■ **Written task**
Return the material word for word. Do not include the pictures.

■ **Exercise input**
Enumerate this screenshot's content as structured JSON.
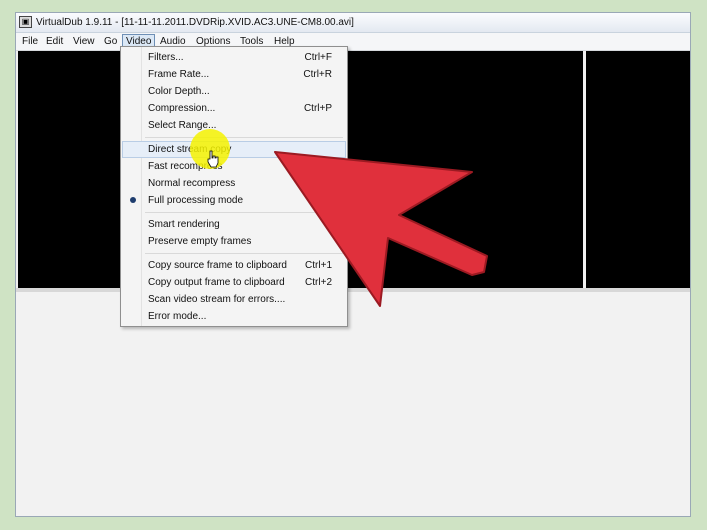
{
  "window": {
    "title": "VirtualDub 1.9.11 - [11-11-11.2011.DVDRip.XVID.AC3.UNE-CM8.00.avi]"
  },
  "menubar": {
    "file": "File",
    "edit": "Edit",
    "view": "View",
    "go": "Go",
    "video": "Video",
    "audio": "Audio",
    "options": "Options",
    "tools": "Tools",
    "help": "Help"
  },
  "video_menu": {
    "filters": {
      "label": "Filters...",
      "shortcut": "Ctrl+F"
    },
    "frame_rate": {
      "label": "Frame Rate...",
      "shortcut": "Ctrl+R"
    },
    "color_depth": {
      "label": "Color Depth..."
    },
    "compression": {
      "label": "Compression...",
      "shortcut": "Ctrl+P"
    },
    "select_range": {
      "label": "Select Range..."
    },
    "direct_stream_copy": {
      "label": "Direct stream copy"
    },
    "fast_recompress": {
      "label": "Fast recompress"
    },
    "normal_recompress": {
      "label": "Normal recompress"
    },
    "full_processing_mode": {
      "label": "Full processing mode"
    },
    "smart_rendering": {
      "label": "Smart rendering"
    },
    "preserve_empty_frames": {
      "label": "Preserve empty frames"
    },
    "copy_source_frame": {
      "label": "Copy source frame to clipboard",
      "shortcut": "Ctrl+1"
    },
    "copy_output_frame": {
      "label": "Copy output frame to clipboard",
      "shortcut": "Ctrl+2"
    },
    "scan_video_stream": {
      "label": "Scan video stream for errors...."
    },
    "error_mode": {
      "label": "Error mode..."
    }
  },
  "colors": {
    "background": "#cfe3c4",
    "arrow_fill": "#e0303c",
    "highlight": "#f4f200",
    "video_pane": "#000000"
  }
}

■ **Full output**
Enumerate this screenshot's content as structured JSON.
{
  "window": {
    "title": "VirtualDub 1.9.11 - [11-11-11.2011.DVDRip.XVID.AC3.UNE-CM8.00.avi]"
  },
  "menubar": {
    "file": "File",
    "edit": "Edit",
    "view": "View",
    "go": "Go",
    "video": "Video",
    "audio": "Audio",
    "options": "Options",
    "tools": "Tools",
    "help": "Help"
  },
  "video_menu": {
    "filters": {
      "label": "Filters...",
      "shortcut": "Ctrl+F"
    },
    "frame_rate": {
      "label": "Frame Rate...",
      "shortcut": "Ctrl+R"
    },
    "color_depth": {
      "label": "Color Depth..."
    },
    "compression": {
      "label": "Compression...",
      "shortcut": "Ctrl+P"
    },
    "select_range": {
      "label": "Select Range..."
    },
    "direct_stream_copy": {
      "label": "Direct stream copy"
    },
    "fast_recompress": {
      "label": "Fast recompress"
    },
    "normal_recompress": {
      "label": "Normal recompress"
    },
    "full_processing_mode": {
      "label": "Full processing mode"
    },
    "smart_rendering": {
      "label": "Smart rendering"
    },
    "preserve_empty_frames": {
      "label": "Preserve empty frames"
    },
    "copy_source_frame": {
      "label": "Copy source frame to clipboard",
      "shortcut": "Ctrl+1"
    },
    "copy_output_frame": {
      "label": "Copy output frame to clipboard",
      "shortcut": "Ctrl+2"
    },
    "scan_video_stream": {
      "label": "Scan video stream for errors...."
    },
    "error_mode": {
      "label": "Error mode..."
    }
  },
  "colors": {
    "background": "#cfe3c4",
    "arrow_fill": "#e0303c",
    "highlight": "#f4f200",
    "video_pane": "#000000"
  }
}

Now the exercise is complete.